§ EXERCISE DETAILS
In the entries that follow, find the word "this" and report each line it is on.

§ MATERIAL TO PROCESS

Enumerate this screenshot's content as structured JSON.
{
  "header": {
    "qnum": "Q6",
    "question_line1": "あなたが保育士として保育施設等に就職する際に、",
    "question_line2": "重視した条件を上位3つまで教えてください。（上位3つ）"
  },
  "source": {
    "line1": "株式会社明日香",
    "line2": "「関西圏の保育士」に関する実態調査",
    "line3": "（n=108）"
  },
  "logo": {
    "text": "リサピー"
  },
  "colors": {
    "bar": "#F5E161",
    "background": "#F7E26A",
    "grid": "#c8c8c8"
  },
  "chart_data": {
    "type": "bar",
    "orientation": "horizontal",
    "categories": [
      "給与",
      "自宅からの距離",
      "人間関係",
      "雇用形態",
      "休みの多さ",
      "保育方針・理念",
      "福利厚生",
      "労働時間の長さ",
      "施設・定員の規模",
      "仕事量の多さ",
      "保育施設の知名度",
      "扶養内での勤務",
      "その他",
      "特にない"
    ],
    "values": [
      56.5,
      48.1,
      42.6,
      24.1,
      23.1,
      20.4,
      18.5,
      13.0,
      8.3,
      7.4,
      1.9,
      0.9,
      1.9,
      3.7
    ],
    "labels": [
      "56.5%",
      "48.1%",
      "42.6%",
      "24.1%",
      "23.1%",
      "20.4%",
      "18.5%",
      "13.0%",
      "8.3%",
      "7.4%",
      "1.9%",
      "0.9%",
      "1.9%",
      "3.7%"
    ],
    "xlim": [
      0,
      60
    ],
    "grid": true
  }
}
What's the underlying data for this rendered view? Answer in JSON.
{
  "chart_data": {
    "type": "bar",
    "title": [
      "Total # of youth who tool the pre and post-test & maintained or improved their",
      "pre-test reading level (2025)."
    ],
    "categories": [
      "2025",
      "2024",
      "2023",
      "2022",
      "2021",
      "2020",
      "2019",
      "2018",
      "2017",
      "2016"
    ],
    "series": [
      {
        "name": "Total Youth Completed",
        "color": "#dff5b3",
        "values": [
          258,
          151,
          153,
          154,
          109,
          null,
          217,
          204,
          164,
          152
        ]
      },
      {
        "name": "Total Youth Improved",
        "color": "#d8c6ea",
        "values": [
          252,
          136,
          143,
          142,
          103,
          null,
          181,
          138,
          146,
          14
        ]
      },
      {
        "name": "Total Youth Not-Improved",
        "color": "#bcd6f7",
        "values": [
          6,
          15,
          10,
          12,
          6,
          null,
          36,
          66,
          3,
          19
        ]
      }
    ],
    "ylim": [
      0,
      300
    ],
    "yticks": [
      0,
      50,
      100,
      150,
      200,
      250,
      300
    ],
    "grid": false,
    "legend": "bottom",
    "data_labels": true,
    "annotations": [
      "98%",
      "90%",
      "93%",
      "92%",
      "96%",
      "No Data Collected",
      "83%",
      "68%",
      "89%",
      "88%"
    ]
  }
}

§ TASK RESULT
Enumerate this screenshot's content as structured JSON.
What's the underlying data for this rendered view? Answer in JSON.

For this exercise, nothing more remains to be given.